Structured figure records
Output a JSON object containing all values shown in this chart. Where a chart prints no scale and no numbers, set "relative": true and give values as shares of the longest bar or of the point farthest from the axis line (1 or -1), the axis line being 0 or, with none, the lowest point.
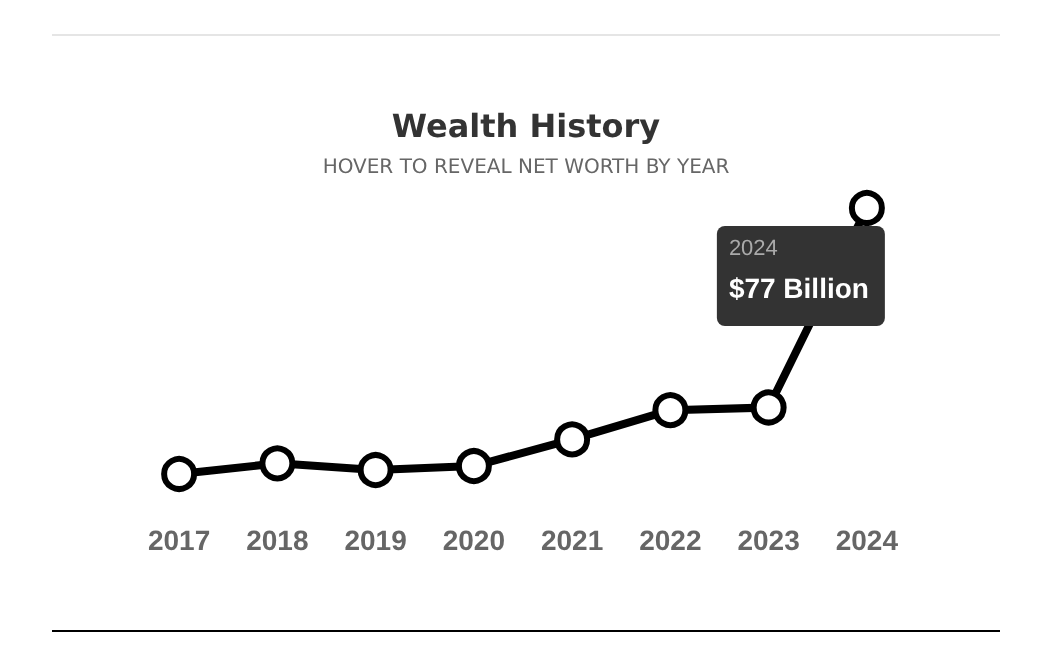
{
  "chart_data": {
    "type": "line",
    "title": "Wealth History",
    "subtitle": "HOVER TO REVEAL NET WORTH BY YEAR",
    "categories": [
      "2017",
      "2018",
      "2019",
      "2020",
      "2021",
      "2022",
      "2023",
      "2024"
    ],
    "relative": true,
    "series": [
      {
        "color": "#000000",
        "values": [
          0,
          0.04,
          0.015,
          0.03,
          0.13,
          0.24,
          0.25,
          1
        ]
      }
    ],
    "marker": "circle",
    "line_style": "solid",
    "grid": false,
    "annotations": [
      "2024",
      "$77 Billion"
    ]
  }
}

→ Exercise
Return the listing above in full and without alteration, excluding its pictures.

→ Correct answer
Output a JSON object containing all values shown in this chart. Where a chart prints no scale and no numbers, set "relative": true and give values as shares of the longest bar or of the point farthest from the axis line (1 or -1), the axis line being 0 or, with none, the lowest point.
{
  "chart_data": {
    "type": "line",
    "title": "Wealth History",
    "subtitle": "HOVER TO REVEAL NET WORTH BY YEAR",
    "categories": [
      "2017",
      "2018",
      "2019",
      "2020",
      "2021",
      "2022",
      "2023",
      "2024"
    ],
    "relative": true,
    "series": [
      {
        "color": "#000000",
        "values": [
          0,
          0.04,
          0.015,
          0.03,
          0.13,
          0.24,
          0.25,
          1
        ]
      }
    ],
    "marker": "circle",
    "line_style": "solid",
    "grid": false,
    "annotations": [
      "2024",
      "$77 Billion"
    ]
  }
}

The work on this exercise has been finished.